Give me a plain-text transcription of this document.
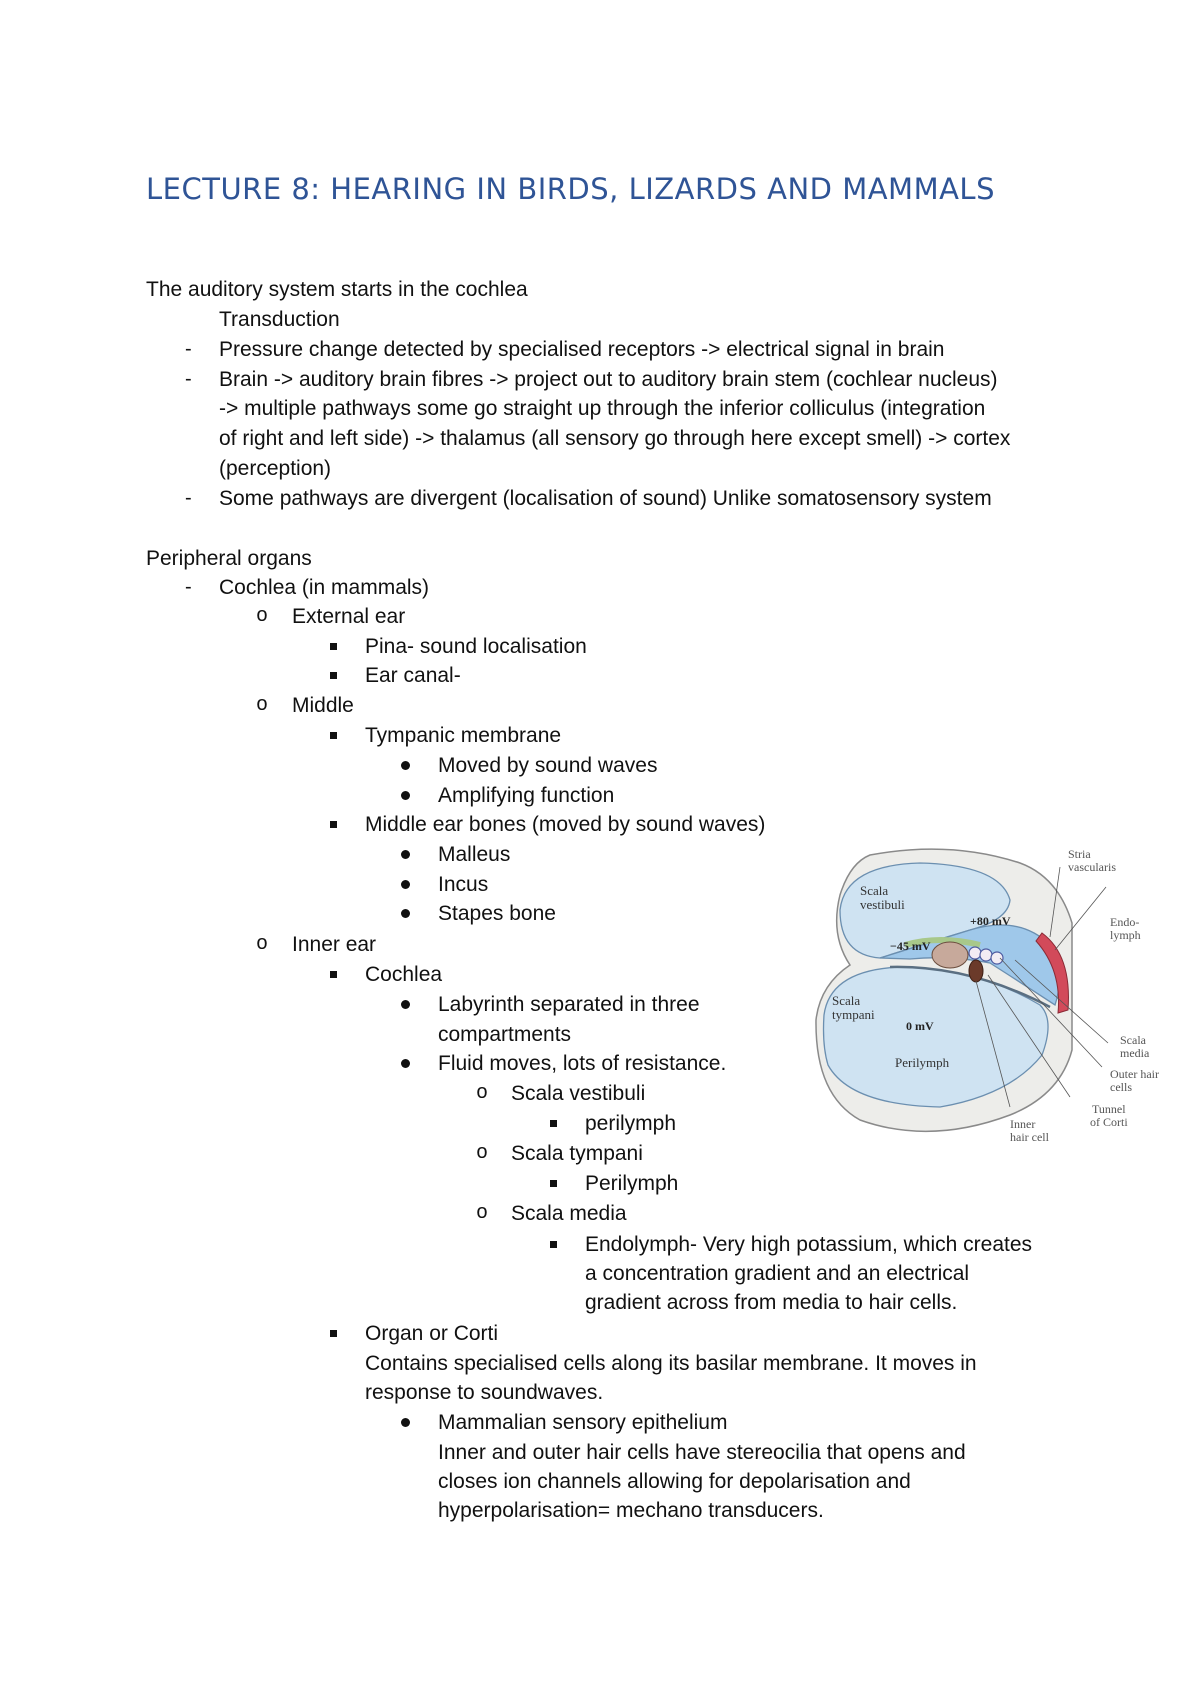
LECTURE 8: HEARING IN BIRDS, LIZARDS AND MAMMALS
The auditory system starts in the cochlea
Transduction
- Pressure change detected by specialised receptors -> electrical signal in brain
- Brain -> auditory brain fibres -> project out to auditory brain stem (cochlear nucleus)
-> multiple pathways some go straight up through the inferior colliculus (integration
of right and left side) -> thalamus (all sensory go through here except smell) -> cortex
(perception)
- Some pathways are divergent (localisation of sound) Unlike somatosensory system
Peripheral organs
- Cochlea (in mammals)
o External ear
Pina- sound localisation
Ear canal-
o Middle
Tympanic membrane
Moved by sound waves
Amplifying function
Middle ear bones (moved by sound waves)
Malleus
Incus
Stapes bone
o Inner ear
Cochlea
Labyrinth separated in three
compartments
Fluid moves, lots of resistance.
o Scala vestibuli
perilymph
o Scala tympani
Perilymph
o Scala media
Endolymph- Very high potassium, which creates
a concentration gradient and an electrical
gradient across from media to hair cells.
Organ or Corti
Contains specialised cells along its basilar membrane. It moves in
response to soundwaves.
Mammalian sensory epithelium
Inner and outer hair cells have stereocilia that opens and
closes ion channels allowing for depolarisation and
hyperpolarisation= mechano transducers.
Scala
vestibuli
+80 mV
−45 mV
Scala
tympani
0 mV
Perilymph
Stria
vascularis
Endo-
lymph
Scala
media
Outer hair
cells
Tunnel
of Corti
Inner
hair cell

+++

### What needs to be done
A verbatim copy of the material is needed; pictures are not to appear in it.

### Task output
Give me a plain-text transcription of this document.
LECTURE 8: HEARING IN BIRDS, LIZARDS AND MAMMALS
The auditory system starts in the cochlea
Transduction
- Pressure change detected by specialised receptors -> electrical signal in brain
- Brain -> auditory brain fibres -> project out to auditory brain stem (cochlear nucleus)
-> multiple pathways some go straight up through the inferior colliculus (integration
of right and left side) -> thalamus (all sensory go through here except smell) -> cortex
(perception)
- Some pathways are divergent (localisation of sound) Unlike somatosensory system
Peripheral organs
- Cochlea (in mammals)
o External ear
Pina- sound localisation
Ear canal-
o Middle
Tympanic membrane
Moved by sound waves
Amplifying function
Middle ear bones (moved by sound waves)
Malleus
Incus
Stapes bone
o Inner ear
Cochlea
Labyrinth separated in three
compartments
Fluid moves, lots of resistance.
o Scala vestibuli
perilymph
o Scala tympani
Perilymph
o Scala media
Endolymph- Very high potassium, which creates
a concentration gradient and an electrical
gradient across from media to hair cells.
Organ or Corti
Contains specialised cells along its basilar membrane. It moves in
response to soundwaves.
Mammalian sensory epithelium
Inner and outer hair cells have stereocilia that opens and
closes ion channels allowing for depolarisation and
hyperpolarisation= mechano transducers.
Scala
vestibuli
+80 mV
−45 mV
Scala
tympani
0 mV
Perilymph
Stria
vascularis
Endo-
lymph
Scala
media
Outer hair
cells
Tunnel
of Corti
Inner
hair cell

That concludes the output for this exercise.